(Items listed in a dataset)
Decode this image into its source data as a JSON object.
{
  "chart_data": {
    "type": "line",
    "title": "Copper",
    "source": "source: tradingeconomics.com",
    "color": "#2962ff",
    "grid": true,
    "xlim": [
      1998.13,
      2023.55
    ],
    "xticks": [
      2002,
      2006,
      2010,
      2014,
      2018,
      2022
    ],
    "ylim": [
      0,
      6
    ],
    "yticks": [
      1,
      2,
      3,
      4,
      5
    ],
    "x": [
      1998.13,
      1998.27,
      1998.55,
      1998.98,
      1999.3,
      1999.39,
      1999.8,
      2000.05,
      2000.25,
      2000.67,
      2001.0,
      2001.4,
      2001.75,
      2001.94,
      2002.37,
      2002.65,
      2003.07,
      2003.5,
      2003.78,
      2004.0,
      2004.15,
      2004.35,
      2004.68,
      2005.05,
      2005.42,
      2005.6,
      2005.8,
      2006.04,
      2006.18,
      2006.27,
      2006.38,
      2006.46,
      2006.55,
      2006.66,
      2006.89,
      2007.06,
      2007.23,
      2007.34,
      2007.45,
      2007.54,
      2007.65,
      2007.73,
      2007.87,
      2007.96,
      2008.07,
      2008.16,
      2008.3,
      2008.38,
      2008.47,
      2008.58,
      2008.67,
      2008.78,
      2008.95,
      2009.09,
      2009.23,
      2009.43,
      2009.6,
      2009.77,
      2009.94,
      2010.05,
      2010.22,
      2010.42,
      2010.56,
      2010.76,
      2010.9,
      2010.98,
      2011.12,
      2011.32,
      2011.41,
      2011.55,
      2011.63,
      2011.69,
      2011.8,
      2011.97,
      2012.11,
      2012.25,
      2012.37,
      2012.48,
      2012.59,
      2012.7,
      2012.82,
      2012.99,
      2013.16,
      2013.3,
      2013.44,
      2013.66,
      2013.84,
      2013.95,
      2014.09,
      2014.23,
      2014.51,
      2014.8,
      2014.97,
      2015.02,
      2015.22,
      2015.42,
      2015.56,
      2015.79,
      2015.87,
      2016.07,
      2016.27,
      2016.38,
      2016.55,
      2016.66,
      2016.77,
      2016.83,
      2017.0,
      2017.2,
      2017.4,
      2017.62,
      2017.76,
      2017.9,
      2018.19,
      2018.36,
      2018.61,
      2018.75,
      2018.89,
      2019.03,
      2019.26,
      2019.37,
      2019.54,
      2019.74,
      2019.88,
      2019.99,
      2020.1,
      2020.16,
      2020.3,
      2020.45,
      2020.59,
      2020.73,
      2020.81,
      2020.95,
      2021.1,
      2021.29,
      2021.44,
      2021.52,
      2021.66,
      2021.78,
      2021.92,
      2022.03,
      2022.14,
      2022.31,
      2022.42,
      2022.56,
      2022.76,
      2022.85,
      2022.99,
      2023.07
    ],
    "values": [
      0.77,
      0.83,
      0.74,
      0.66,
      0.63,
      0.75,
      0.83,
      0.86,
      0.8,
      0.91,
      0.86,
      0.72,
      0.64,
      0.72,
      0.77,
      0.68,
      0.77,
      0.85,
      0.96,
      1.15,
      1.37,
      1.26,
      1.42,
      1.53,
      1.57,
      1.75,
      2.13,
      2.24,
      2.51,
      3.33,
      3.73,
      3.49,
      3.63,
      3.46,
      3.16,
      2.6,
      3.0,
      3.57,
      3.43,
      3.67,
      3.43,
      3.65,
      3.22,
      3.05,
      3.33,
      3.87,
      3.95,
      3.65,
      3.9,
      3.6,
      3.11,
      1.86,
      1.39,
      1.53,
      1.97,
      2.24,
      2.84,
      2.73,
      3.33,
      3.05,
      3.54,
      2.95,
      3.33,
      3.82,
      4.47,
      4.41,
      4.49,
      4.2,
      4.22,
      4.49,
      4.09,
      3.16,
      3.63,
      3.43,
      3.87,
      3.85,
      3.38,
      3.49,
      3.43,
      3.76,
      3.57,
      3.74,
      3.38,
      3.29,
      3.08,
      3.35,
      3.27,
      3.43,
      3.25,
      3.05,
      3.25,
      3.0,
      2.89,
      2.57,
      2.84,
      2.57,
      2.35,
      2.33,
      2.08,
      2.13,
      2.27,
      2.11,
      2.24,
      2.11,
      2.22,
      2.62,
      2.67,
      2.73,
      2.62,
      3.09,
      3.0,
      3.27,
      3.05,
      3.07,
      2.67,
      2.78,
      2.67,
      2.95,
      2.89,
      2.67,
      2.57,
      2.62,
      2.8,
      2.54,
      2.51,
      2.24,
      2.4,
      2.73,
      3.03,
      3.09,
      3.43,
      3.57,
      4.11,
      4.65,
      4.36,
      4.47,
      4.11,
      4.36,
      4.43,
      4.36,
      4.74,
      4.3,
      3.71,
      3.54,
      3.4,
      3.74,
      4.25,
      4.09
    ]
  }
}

## Task goal
Nothing in the listing may be changed; retype it all exactly.

## Expected answer
Decode this image into its source data as a JSON object.
{
  "chart_data": {
    "type": "line",
    "title": "Copper",
    "source": "source: tradingeconomics.com",
    "color": "#2962ff",
    "grid": true,
    "xlim": [
      1998.13,
      2023.55
    ],
    "xticks": [
      2002,
      2006,
      2010,
      2014,
      2018,
      2022
    ],
    "ylim": [
      0,
      6
    ],
    "yticks": [
      1,
      2,
      3,
      4,
      5
    ],
    "x": [
      1998.13,
      1998.27,
      1998.55,
      1998.98,
      1999.3,
      1999.39,
      1999.8,
      2000.05,
      2000.25,
      2000.67,
      2001.0,
      2001.4,
      2001.75,
      2001.94,
      2002.37,
      2002.65,
      2003.07,
      2003.5,
      2003.78,
      2004.0,
      2004.15,
      2004.35,
      2004.68,
      2005.05,
      2005.42,
      2005.6,
      2005.8,
      2006.04,
      2006.18,
      2006.27,
      2006.38,
      2006.46,
      2006.55,
      2006.66,
      2006.89,
      2007.06,
      2007.23,
      2007.34,
      2007.45,
      2007.54,
      2007.65,
      2007.73,
      2007.87,
      2007.96,
      2008.07,
      2008.16,
      2008.3,
      2008.38,
      2008.47,
      2008.58,
      2008.67,
      2008.78,
      2008.95,
      2009.09,
      2009.23,
      2009.43,
      2009.6,
      2009.77,
      2009.94,
      2010.05,
      2010.22,
      2010.42,
      2010.56,
      2010.76,
      2010.9,
      2010.98,
      2011.12,
      2011.32,
      2011.41,
      2011.55,
      2011.63,
      2011.69,
      2011.8,
      2011.97,
      2012.11,
      2012.25,
      2012.37,
      2012.48,
      2012.59,
      2012.7,
      2012.82,
      2012.99,
      2013.16,
      2013.3,
      2013.44,
      2013.66,
      2013.84,
      2013.95,
      2014.09,
      2014.23,
      2014.51,
      2014.8,
      2014.97,
      2015.02,
      2015.22,
      2015.42,
      2015.56,
      2015.79,
      2015.87,
      2016.07,
      2016.27,
      2016.38,
      2016.55,
      2016.66,
      2016.77,
      2016.83,
      2017.0,
      2017.2,
      2017.4,
      2017.62,
      2017.76,
      2017.9,
      2018.19,
      2018.36,
      2018.61,
      2018.75,
      2018.89,
      2019.03,
      2019.26,
      2019.37,
      2019.54,
      2019.74,
      2019.88,
      2019.99,
      2020.1,
      2020.16,
      2020.3,
      2020.45,
      2020.59,
      2020.73,
      2020.81,
      2020.95,
      2021.1,
      2021.29,
      2021.44,
      2021.52,
      2021.66,
      2021.78,
      2021.92,
      2022.03,
      2022.14,
      2022.31,
      2022.42,
      2022.56,
      2022.76,
      2022.85,
      2022.99,
      2023.07
    ],
    "values": [
      0.77,
      0.83,
      0.74,
      0.66,
      0.63,
      0.75,
      0.83,
      0.86,
      0.8,
      0.91,
      0.86,
      0.72,
      0.64,
      0.72,
      0.77,
      0.68,
      0.77,
      0.85,
      0.96,
      1.15,
      1.37,
      1.26,
      1.42,
      1.53,
      1.57,
      1.75,
      2.13,
      2.24,
      2.51,
      3.33,
      3.73,
      3.49,
      3.63,
      3.46,
      3.16,
      2.6,
      3.0,
      3.57,
      3.43,
      3.67,
      3.43,
      3.65,
      3.22,
      3.05,
      3.33,
      3.87,
      3.95,
      3.65,
      3.9,
      3.6,
      3.11,
      1.86,
      1.39,
      1.53,
      1.97,
      2.24,
      2.84,
      2.73,
      3.33,
      3.05,
      3.54,
      2.95,
      3.33,
      3.82,
      4.47,
      4.41,
      4.49,
      4.2,
      4.22,
      4.49,
      4.09,
      3.16,
      3.63,
      3.43,
      3.87,
      3.85,
      3.38,
      3.49,
      3.43,
      3.76,
      3.57,
      3.74,
      3.38,
      3.29,
      3.08,
      3.35,
      3.27,
      3.43,
      3.25,
      3.05,
      3.25,
      3.0,
      2.89,
      2.57,
      2.84,
      2.57,
      2.35,
      2.33,
      2.08,
      2.13,
      2.27,
      2.11,
      2.24,
      2.11,
      2.22,
      2.62,
      2.67,
      2.73,
      2.62,
      3.09,
      3.0,
      3.27,
      3.05,
      3.07,
      2.67,
      2.78,
      2.67,
      2.95,
      2.89,
      2.67,
      2.57,
      2.62,
      2.8,
      2.54,
      2.51,
      2.24,
      2.4,
      2.73,
      3.03,
      3.09,
      3.43,
      3.57,
      4.11,
      4.65,
      4.36,
      4.47,
      4.11,
      4.36,
      4.43,
      4.36,
      4.74,
      4.3,
      3.71,
      3.54,
      3.4,
      3.74,
      4.25,
      4.09
    ]
  }
}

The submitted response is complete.